_Requirements_
Every line that includes the word "content" is to be listed.

begin

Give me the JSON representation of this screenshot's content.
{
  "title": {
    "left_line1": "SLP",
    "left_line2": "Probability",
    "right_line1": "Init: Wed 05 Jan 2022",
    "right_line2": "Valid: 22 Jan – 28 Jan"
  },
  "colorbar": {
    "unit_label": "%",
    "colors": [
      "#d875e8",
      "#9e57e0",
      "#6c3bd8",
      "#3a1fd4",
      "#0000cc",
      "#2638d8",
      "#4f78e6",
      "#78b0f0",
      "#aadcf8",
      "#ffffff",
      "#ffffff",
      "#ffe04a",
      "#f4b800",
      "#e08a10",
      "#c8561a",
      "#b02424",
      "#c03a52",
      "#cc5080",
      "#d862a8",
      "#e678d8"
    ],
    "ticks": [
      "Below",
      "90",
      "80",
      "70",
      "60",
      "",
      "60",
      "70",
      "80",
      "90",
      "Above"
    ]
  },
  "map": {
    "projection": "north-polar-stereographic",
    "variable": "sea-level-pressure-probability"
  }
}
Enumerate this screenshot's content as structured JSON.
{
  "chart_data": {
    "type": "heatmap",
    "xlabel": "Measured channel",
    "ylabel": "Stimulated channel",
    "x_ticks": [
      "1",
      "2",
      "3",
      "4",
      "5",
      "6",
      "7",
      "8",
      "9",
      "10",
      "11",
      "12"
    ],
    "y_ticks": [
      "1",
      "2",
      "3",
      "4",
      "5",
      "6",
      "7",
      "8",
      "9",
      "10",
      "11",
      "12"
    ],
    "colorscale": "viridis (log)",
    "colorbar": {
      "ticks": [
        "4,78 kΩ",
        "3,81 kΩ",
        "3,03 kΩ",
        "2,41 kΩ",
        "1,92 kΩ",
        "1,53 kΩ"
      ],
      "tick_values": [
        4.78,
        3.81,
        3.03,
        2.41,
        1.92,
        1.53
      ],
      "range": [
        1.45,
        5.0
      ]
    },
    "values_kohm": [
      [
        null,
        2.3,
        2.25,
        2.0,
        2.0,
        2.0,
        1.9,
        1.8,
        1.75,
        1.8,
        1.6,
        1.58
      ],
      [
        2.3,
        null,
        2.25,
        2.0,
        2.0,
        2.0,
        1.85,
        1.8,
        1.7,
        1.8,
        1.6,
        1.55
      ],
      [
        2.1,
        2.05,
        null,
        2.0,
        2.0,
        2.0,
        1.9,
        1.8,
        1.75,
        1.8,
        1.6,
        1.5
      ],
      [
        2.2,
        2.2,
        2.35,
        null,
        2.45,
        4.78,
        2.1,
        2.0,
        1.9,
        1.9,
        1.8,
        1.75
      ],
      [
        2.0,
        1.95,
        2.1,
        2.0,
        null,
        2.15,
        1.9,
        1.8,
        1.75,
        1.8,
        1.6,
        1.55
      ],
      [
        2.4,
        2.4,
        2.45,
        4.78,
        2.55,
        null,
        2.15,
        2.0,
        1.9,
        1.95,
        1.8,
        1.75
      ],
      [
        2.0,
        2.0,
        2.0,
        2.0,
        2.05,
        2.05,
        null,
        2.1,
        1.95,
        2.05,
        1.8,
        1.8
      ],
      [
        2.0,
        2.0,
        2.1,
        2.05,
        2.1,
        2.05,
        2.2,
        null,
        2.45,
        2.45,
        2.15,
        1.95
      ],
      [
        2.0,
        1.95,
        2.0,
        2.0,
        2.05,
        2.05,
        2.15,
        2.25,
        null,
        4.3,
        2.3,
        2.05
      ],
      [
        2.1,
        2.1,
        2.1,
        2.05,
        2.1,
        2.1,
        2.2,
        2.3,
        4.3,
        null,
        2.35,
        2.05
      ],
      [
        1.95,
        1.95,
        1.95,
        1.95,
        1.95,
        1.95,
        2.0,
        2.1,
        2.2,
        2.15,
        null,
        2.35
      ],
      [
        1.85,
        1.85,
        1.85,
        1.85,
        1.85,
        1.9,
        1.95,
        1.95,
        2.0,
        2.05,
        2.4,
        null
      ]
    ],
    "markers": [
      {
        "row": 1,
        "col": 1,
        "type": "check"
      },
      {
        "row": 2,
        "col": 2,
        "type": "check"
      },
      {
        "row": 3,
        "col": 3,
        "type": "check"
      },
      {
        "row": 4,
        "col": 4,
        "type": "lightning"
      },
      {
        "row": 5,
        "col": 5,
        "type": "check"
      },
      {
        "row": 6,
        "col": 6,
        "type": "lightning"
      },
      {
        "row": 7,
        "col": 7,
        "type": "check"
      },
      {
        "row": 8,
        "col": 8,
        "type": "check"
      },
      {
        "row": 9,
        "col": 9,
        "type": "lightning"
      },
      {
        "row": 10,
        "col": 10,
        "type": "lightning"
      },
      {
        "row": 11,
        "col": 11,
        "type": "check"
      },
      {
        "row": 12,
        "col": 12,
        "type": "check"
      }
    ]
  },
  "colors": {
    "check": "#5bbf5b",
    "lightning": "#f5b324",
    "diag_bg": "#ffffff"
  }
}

end

_Solution to this task_
Give me the JSON representation of this screenshot's content.
Enumerate this screenshot's content as structured JSON.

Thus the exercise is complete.